--- WRITTEN PROBLEM ---
From the listing, collect all lines containing the word "informazioni".
■ ■ ■
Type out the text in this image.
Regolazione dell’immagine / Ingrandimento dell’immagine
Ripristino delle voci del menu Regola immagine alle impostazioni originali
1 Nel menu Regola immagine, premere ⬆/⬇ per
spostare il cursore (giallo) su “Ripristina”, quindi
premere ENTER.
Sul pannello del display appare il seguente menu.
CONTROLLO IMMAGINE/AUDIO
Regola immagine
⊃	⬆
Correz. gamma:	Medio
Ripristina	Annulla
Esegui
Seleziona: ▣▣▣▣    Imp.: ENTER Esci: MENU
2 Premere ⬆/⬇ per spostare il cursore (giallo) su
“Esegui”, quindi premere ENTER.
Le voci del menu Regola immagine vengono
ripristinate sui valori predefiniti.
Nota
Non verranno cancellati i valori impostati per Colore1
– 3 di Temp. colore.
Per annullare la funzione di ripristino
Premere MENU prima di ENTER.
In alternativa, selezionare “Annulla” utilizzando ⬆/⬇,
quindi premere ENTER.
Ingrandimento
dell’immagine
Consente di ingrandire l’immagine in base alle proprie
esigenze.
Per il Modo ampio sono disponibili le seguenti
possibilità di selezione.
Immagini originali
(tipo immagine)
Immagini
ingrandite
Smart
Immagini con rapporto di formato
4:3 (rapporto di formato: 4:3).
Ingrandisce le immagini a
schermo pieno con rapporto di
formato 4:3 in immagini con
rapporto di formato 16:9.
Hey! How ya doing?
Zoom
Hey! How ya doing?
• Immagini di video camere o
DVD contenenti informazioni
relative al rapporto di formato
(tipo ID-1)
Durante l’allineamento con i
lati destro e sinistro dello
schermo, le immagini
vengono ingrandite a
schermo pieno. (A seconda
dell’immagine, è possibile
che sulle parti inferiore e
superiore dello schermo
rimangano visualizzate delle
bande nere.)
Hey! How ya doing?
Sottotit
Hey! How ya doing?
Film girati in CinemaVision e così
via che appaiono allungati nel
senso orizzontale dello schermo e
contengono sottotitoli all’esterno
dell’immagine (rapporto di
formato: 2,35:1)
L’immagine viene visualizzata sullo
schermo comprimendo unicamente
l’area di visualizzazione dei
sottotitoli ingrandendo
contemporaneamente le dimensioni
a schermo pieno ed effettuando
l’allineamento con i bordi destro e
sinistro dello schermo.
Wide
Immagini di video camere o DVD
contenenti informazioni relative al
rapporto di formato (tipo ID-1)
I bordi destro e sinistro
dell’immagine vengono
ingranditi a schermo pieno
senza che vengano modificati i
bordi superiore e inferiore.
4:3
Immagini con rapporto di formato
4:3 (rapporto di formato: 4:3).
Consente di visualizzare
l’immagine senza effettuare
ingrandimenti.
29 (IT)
■ ■ ■
--- ANSWER FOR THE TASK ---
DVD contenenti informazioni
contenenti informazioni relative al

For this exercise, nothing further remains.